====== RECORD SET ======

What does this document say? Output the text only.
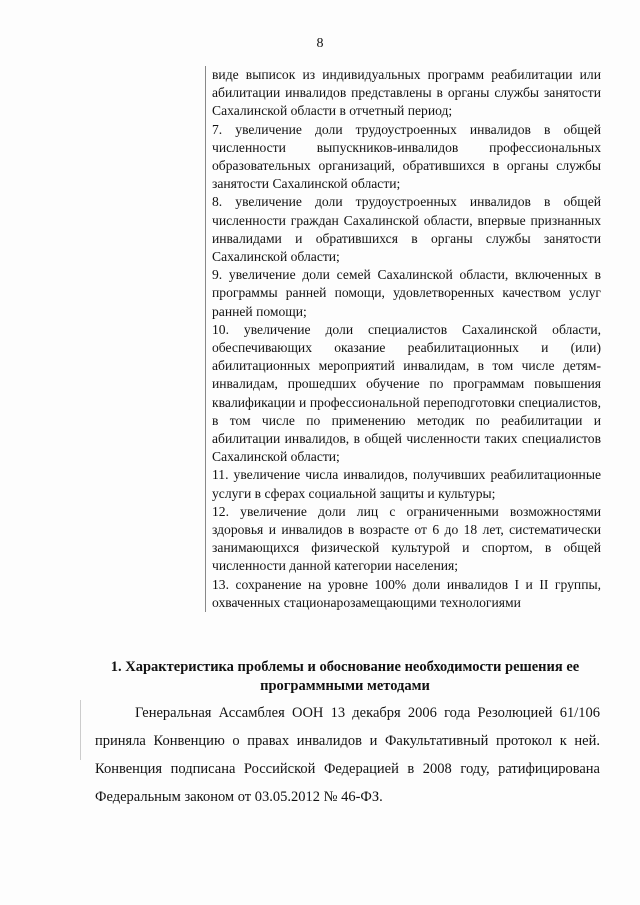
8

виде выписок из индивидуальных программ реабилитации или абилитации инвалидов представлены в органы службы занятости Сахалинской области в отчетный период;

7. увеличение доли трудоустроенных инвалидов в общей численности выпускников-инвалидов профессиональных образовательных организаций, обратившихся в органы службы занятости Сахалинской области;

8. увеличение доли трудоустроенных инвалидов в общей численности граждан Сахалинской области, впервые признанных инвалидами и обратившихся в органы службы занятости Сахалинской области;

9. увеличение доли семей Сахалинской области, включенных в программы ранней помощи, удовлетворенных качеством услуг ранней помощи;

10. увеличение доли специалистов Сахалинской области, обеспечивающих оказание реабилитационных и (или) абилитационных мероприятий инвалидам, в том числе детям-инвалидам, прошедших обучение по программам повышения квалификации и профессиональной переподготовки специалистов, в том числе по применению методик по реабилитации и абилитации инвалидов, в общей численности таких специалистов Сахалинской области;

11. увеличение числа инвалидов, получивших реабилитационные услуги в сферах социальной защиты и культуры;

12. увеличение доли лиц с ограниченными возможностями здоровья и инвалидов в возрасте от 6 до 18 лет, систематически занимающихся физической культурой и спортом, в общей численности данной категории населения;

13. сохранение на уровне 100% доли инвалидов I и II группы, охваченных стационарозамещающими технологиями

1. Характеристика проблемы и обоснование необходимости решения ее программными методами
Генеральная Ассамблея ООН 13 декабря 2006 года Резолюцией 61/106 приняла Конвенцию о правах инвалидов и Факультативный протокол к ней. Конвенция подписана Российской Федерацией в 2008 году, ратифицирована Федеральным законом от 03.05.2012 № 46-ФЗ.
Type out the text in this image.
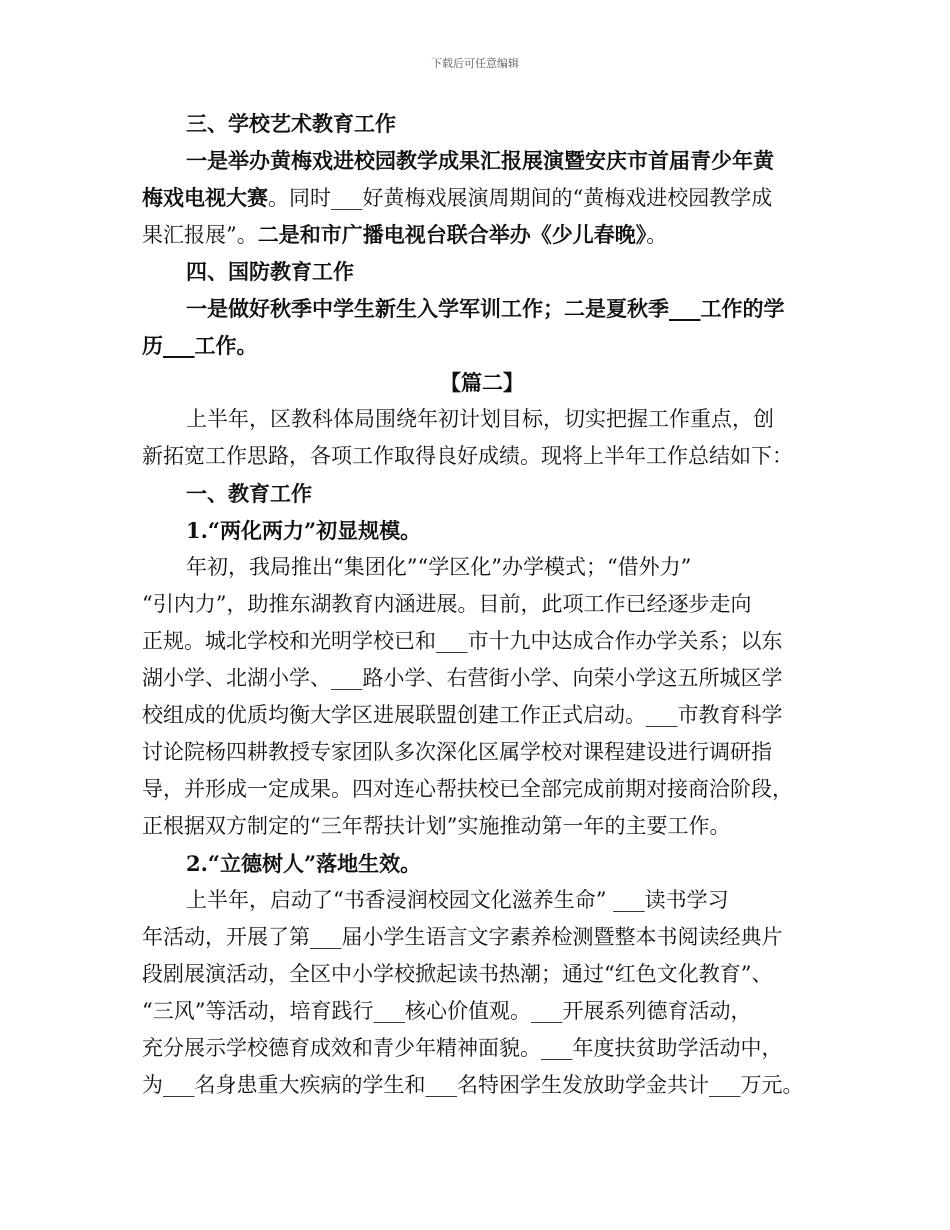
下载后可任意编辑
三、学校艺术教育工作
一是举办黄梅戏进校园教学成果汇报展演暨安庆市首届青少年黄
梅戏电视大赛。同时___好黄梅戏展演周期间的“黄梅戏进校园教学成
果汇报展”。二是和市广播电视台联合举办《少儿春晚》。
四、国防教育工作
一是做好秋季中学生新生入学军训工作；二是夏秋季___工作的学
历___工作。
【篇二】
上半年，区教科体局围绕年初计划目标，切实把握工作重点，创
新拓宽工作思路，各项工作取得良好成绩。现将上半年工作总结如下：
一、教育工作
1.“两化两力”初显规模。
年初，我局推出“集团化”“学区化”办学模式；“借外力”
“引内力”，助推东湖教育内涵进展。目前，此项工作已经逐步走向
正规。城北学校和光明学校已和___市十九中达成合作办学关系；以东
湖小学、北湖小学、___路小学、右营街小学、向荣小学这五所城区学
校组成的优质均衡大学区进展联盟创建工作正式启动。___市教育科学
讨论院杨四耕教授专家团队多次深化区属学校对课程建设进行调研指
导，并形成一定成果。四对连心帮扶校已全部完成前期对接商洽阶段，
正根据双方制定的“三年帮扶计划”实施推动第一年的主要工作。
2.“立德树人”落地生效。
上半年，启动了“书香浸润校园文化滋养生命” ___读书学习
年活动，开展了第___届小学生语言文字素养检测暨整本书阅读经典片
段剧展演活动，全区中小学校掀起读书热潮；通过“红色文化教育”、
“三风”等活动，培育践行___核心价值观。___开展系列德育活动，
充分展示学校德育成效和青少年精神面貌。___年度扶贫助学活动中，
为___名身患重大疾病的学生和___名特困学生发放助学金共计___万元。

======

SET EXERCISE: Pull out each line holding the string "this".

IN RESPONSE:
What does this document say? Output the text only.
Type out the text in this image.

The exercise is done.